Print all of the data exactly as written.

- Provided data -
___

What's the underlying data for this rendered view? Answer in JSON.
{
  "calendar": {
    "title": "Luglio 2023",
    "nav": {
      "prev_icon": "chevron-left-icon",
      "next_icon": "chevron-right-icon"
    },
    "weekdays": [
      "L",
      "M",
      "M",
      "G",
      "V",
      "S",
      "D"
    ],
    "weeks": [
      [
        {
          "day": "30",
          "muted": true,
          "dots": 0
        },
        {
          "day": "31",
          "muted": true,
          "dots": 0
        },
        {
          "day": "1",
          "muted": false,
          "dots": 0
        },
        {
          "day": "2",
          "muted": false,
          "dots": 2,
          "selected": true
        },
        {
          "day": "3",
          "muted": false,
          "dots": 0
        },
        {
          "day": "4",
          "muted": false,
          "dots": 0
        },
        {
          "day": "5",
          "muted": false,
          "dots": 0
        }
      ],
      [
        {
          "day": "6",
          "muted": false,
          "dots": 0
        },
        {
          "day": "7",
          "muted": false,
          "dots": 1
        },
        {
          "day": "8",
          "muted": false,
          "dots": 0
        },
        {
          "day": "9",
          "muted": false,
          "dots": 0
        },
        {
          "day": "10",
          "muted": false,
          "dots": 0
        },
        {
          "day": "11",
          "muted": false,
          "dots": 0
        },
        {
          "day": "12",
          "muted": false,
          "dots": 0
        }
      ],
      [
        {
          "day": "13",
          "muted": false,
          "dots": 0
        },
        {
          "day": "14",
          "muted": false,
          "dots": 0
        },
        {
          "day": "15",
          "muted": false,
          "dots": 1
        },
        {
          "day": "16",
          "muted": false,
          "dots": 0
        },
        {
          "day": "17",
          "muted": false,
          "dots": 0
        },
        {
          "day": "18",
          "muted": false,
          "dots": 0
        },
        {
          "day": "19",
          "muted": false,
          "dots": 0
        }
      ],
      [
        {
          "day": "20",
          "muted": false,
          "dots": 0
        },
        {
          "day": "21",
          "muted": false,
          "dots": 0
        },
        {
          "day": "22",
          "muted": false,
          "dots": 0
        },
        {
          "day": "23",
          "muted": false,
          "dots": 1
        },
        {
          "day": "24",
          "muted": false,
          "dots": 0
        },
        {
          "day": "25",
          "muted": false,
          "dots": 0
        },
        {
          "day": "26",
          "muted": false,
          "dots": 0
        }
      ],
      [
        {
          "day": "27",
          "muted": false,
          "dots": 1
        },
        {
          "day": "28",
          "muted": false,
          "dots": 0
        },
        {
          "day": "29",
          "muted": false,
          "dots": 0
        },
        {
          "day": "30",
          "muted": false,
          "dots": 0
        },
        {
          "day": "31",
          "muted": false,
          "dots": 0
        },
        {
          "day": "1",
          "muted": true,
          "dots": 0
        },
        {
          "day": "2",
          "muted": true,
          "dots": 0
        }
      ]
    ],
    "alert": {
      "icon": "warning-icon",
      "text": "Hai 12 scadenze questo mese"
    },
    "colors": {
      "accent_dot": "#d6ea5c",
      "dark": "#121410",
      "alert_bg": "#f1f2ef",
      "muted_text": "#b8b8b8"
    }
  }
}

___

- Answer to the task -
What's the underlying data for this rendered view? Answer in JSON.
{
  "calendar": {
    "title": "Luglio 2023",
    "nav": {
      "prev_icon": "chevron-left-icon",
      "next_icon": "chevron-right-icon"
    },
    "weekdays": [
      "L",
      "M",
      "M",
      "G",
      "V",
      "S",
      "D"
    ],
    "weeks": [
      [
        {
          "day": "30",
          "muted": true,
          "dots": 0
        },
        {
          "day": "31",
          "muted": true,
          "dots": 0
        },
        {
          "day": "1",
          "muted": false,
          "dots": 0
        },
        {
          "day": "2",
          "muted": false,
          "dots": 2,
          "selected": true
        },
        {
          "day": "3",
          "muted": false,
          "dots": 0
        },
        {
          "day": "4",
          "muted": false,
          "dots": 0
        },
        {
          "day": "5",
          "muted": false,
          "dots": 0
        }
      ],
      [
        {
          "day": "6",
          "muted": false,
          "dots": 0
        },
        {
          "day": "7",
          "muted": false,
          "dots": 1
        },
        {
          "day": "8",
          "muted": false,
          "dots": 0
        },
        {
          "day": "9",
          "muted": false,
          "dots": 0
        },
        {
          "day": "10",
          "muted": false,
          "dots": 0
        },
        {
          "day": "11",
          "muted": false,
          "dots": 0
        },
        {
          "day": "12",
          "muted": false,
          "dots": 0
        }
      ],
      [
        {
          "day": "13",
          "muted": false,
          "dots": 0
        },
        {
          "day": "14",
          "muted": false,
          "dots": 0
        },
        {
          "day": "15",
          "muted": false,
          "dots": 1
        },
        {
          "day": "16",
          "muted": false,
          "dots": 0
        },
        {
          "day": "17",
          "muted": false,
          "dots": 0
        },
        {
          "day": "18",
          "muted": false,
          "dots": 0
        },
        {
          "day": "19",
          "muted": false,
          "dots": 0
        }
      ],
      [
        {
          "day": "20",
          "muted": false,
          "dots": 0
        },
        {
          "day": "21",
          "muted": false,
          "dots": 0
        },
        {
          "day": "22",
          "muted": false,
          "dots": 0
        },
        {
          "day": "23",
          "muted": false,
          "dots": 1
        },
        {
          "day": "24",
          "muted": false,
          "dots": 0
        },
        {
          "day": "25",
          "muted": false,
          "dots": 0
        },
        {
          "day": "26",
          "muted": false,
          "dots": 0
        }
      ],
      [
        {
          "day": "27",
          "muted": false,
          "dots": 1
        },
        {
          "day": "28",
          "muted": false,
          "dots": 0
        },
        {
          "day": "29",
          "muted": false,
          "dots": 0
        },
        {
          "day": "30",
          "muted": false,
          "dots": 0
        },
        {
          "day": "31",
          "muted": false,
          "dots": 0
        },
        {
          "day": "1",
          "muted": true,
          "dots": 0
        },
        {
          "day": "2",
          "muted": true,
          "dots": 0
        }
      ]
    ],
    "alert": {
      "icon": "warning-icon",
      "text": "Hai 12 scadenze questo mese"
    },
    "colors": {
      "accent_dot": "#d6ea5c",
      "dark": "#121410",
      "alert_bg": "#f1f2ef",
      "muted_text": "#b8b8b8"
    }
  }
}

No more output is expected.